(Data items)

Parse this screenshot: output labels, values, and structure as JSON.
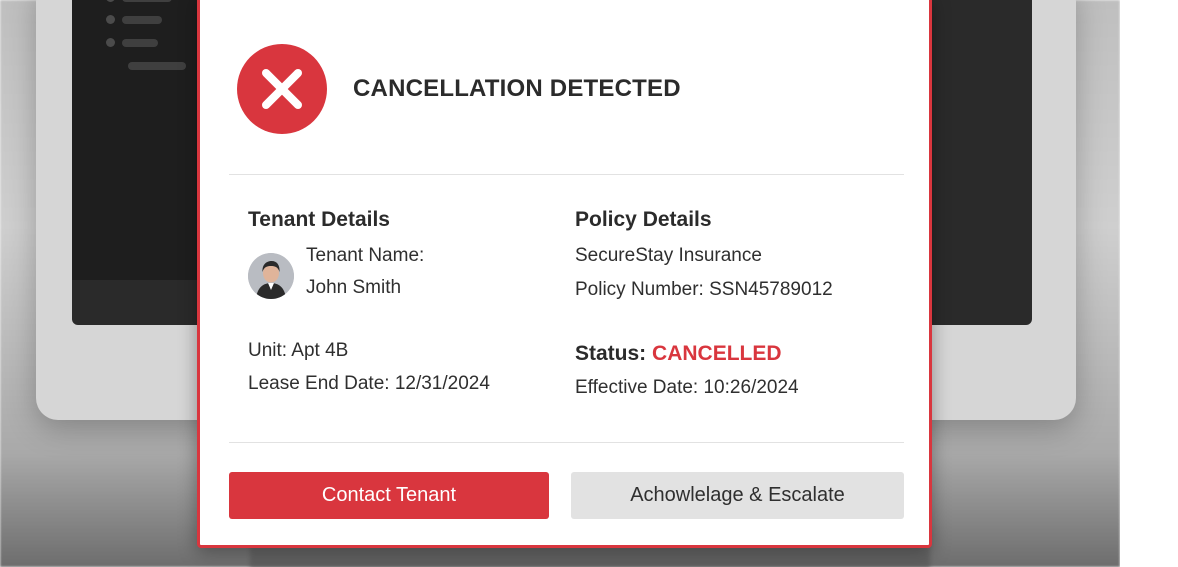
{
  "dialog": {
    "title": "CANCELLATION DETECTED",
    "icon": "error-x-icon",
    "accent_color": "#d9363e"
  },
  "tenant": {
    "section_title": "Tenant Details",
    "name_label": "Tenant Name:",
    "name_value": "John Smith",
    "unit": "Unit: Apt 4B",
    "lease_end": "Lease End Date: 12/31/2024"
  },
  "policy": {
    "section_title": "Policy Details",
    "provider": "SecureStay Insurance",
    "policy_number": "Policy Number: SSN45789012",
    "status_label": "Status:",
    "status_value": "CANCELLED",
    "effective_date": "Effective Date: 10:26/2024"
  },
  "actions": {
    "primary_label": "Contact Tenant",
    "secondary_label": "Achowlelage & Escalate"
  }
}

### Problem
Omit the pictures and reproduce the listing exactly.

### Reply
Parse this screenshot: output labels, values, and structure as JSON.
{
  "dialog": {
    "title": "CANCELLATION DETECTED",
    "icon": "error-x-icon",
    "accent_color": "#d9363e"
  },
  "tenant": {
    "section_title": "Tenant Details",
    "name_label": "Tenant Name:",
    "name_value": "John Smith",
    "unit": "Unit: Apt 4B",
    "lease_end": "Lease End Date: 12/31/2024"
  },
  "policy": {
    "section_title": "Policy Details",
    "provider": "SecureStay Insurance",
    "policy_number": "Policy Number: SSN45789012",
    "status_label": "Status:",
    "status_value": "CANCELLED",
    "effective_date": "Effective Date: 10:26/2024"
  },
  "actions": {
    "primary_label": "Contact Tenant",
    "secondary_label": "Achowlelage & Escalate"
  }
}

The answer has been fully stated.